══ Provided data
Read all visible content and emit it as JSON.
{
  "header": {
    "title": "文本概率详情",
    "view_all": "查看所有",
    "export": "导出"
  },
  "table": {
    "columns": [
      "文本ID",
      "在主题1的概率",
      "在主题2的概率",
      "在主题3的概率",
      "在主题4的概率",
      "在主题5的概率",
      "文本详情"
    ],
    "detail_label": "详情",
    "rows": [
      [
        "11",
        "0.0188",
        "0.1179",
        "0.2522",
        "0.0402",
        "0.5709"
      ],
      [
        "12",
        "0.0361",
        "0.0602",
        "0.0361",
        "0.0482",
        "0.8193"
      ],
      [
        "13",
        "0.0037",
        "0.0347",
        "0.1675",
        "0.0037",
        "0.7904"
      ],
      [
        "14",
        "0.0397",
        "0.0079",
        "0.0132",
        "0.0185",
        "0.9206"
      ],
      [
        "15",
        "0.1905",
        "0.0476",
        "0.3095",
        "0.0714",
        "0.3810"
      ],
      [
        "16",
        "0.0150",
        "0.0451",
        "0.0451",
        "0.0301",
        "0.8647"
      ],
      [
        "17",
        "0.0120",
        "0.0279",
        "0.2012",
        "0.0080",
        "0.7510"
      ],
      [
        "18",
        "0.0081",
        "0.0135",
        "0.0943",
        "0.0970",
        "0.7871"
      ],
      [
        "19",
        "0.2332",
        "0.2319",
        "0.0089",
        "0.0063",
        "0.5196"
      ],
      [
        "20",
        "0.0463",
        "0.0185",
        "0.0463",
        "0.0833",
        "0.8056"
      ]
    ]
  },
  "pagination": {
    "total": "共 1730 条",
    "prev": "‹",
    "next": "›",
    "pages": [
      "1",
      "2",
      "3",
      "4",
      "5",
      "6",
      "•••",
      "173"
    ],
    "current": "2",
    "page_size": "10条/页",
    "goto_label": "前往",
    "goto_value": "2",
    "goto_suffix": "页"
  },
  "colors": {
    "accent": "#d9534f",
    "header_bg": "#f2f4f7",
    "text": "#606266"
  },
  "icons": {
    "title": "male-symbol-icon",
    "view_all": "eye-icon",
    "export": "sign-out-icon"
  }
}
════
══ Provided data
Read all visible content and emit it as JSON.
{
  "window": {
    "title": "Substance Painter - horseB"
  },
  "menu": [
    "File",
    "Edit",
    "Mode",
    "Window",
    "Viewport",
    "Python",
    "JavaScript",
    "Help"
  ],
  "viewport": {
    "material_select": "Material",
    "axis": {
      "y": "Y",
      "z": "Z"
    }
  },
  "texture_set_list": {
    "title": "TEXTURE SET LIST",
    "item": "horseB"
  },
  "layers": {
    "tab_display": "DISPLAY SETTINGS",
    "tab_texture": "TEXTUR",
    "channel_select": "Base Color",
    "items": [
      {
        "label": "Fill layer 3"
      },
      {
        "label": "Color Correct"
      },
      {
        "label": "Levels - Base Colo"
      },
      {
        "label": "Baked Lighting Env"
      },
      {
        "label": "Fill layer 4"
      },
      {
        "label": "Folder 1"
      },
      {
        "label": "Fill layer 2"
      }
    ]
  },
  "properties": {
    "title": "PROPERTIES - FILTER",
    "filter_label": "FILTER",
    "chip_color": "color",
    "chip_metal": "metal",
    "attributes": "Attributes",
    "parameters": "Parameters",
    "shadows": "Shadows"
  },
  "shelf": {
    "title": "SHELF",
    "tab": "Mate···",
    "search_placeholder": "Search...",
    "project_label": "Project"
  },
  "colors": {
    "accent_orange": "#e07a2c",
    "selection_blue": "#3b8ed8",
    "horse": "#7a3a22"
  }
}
════
Aim of the exercise = Gather each line from the entries above that includes the word "Base".

Response to the task =
    "channel_select": "Base Color",
        "label": "Levels - Base Colo"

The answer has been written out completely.